**What you will do**
Of the lines in the entries, how many hold the word "comicio"? Give that number alone.

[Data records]
============================================================

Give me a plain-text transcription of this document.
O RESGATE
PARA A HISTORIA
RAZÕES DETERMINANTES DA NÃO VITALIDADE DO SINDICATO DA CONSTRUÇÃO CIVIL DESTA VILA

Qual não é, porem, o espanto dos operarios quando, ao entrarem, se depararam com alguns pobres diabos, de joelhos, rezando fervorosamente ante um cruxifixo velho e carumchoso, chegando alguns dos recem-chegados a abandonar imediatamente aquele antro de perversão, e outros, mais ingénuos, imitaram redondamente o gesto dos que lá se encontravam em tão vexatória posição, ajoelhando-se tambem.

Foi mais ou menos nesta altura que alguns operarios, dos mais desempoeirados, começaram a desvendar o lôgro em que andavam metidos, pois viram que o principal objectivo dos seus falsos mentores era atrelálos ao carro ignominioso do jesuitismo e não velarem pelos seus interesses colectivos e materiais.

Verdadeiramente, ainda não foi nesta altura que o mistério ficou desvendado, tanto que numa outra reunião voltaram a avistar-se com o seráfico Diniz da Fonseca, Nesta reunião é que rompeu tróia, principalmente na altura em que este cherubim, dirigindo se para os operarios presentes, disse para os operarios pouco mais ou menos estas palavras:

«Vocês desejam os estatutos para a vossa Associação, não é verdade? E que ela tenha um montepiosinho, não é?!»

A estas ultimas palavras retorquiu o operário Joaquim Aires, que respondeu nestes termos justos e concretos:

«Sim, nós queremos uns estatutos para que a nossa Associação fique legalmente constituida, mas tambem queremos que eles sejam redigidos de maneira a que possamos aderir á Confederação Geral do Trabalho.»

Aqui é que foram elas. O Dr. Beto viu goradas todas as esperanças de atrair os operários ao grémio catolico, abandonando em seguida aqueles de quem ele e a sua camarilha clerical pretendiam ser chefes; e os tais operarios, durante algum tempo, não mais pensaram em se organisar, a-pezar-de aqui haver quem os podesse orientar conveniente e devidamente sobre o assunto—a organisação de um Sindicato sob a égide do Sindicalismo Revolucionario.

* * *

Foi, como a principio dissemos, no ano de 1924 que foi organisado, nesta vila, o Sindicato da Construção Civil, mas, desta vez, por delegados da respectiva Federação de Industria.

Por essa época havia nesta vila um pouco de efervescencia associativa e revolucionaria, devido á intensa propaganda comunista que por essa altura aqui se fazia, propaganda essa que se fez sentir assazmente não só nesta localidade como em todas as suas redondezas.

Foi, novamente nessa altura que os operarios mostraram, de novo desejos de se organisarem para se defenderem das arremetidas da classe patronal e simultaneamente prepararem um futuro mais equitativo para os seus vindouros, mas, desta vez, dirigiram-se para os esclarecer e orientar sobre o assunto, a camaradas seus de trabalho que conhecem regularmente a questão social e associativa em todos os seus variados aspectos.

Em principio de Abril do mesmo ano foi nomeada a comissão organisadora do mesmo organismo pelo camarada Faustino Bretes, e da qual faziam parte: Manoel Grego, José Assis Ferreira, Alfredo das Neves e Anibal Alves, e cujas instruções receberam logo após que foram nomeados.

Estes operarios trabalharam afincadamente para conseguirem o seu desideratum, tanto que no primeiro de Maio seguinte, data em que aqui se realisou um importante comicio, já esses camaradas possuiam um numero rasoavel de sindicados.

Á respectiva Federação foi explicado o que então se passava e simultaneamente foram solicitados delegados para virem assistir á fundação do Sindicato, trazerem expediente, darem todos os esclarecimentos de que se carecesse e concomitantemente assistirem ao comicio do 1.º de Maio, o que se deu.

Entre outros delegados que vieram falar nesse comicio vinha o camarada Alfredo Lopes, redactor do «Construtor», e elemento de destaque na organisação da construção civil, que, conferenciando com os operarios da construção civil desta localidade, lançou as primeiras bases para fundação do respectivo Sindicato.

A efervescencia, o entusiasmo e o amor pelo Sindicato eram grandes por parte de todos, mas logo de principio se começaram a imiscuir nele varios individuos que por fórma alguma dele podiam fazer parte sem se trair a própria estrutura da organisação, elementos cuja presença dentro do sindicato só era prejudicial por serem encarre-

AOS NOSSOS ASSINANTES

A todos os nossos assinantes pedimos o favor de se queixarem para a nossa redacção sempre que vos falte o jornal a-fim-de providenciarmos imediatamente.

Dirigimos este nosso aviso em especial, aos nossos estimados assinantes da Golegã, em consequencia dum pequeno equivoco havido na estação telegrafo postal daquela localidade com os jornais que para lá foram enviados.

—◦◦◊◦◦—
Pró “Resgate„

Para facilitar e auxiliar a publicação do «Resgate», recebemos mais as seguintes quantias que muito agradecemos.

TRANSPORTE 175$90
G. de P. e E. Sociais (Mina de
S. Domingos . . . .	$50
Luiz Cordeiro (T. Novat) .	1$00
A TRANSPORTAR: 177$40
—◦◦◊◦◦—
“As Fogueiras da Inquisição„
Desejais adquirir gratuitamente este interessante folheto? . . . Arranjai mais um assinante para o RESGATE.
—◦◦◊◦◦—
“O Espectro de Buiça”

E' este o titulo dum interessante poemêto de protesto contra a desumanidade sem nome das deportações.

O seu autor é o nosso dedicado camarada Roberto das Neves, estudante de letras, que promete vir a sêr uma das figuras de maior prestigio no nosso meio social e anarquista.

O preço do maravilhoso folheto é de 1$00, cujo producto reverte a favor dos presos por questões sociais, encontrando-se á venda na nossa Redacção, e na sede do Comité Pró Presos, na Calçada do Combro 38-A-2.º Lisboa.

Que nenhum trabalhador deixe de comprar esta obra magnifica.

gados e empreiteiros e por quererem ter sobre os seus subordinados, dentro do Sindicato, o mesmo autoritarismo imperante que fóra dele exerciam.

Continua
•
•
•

============================================================

**Expected answer**
3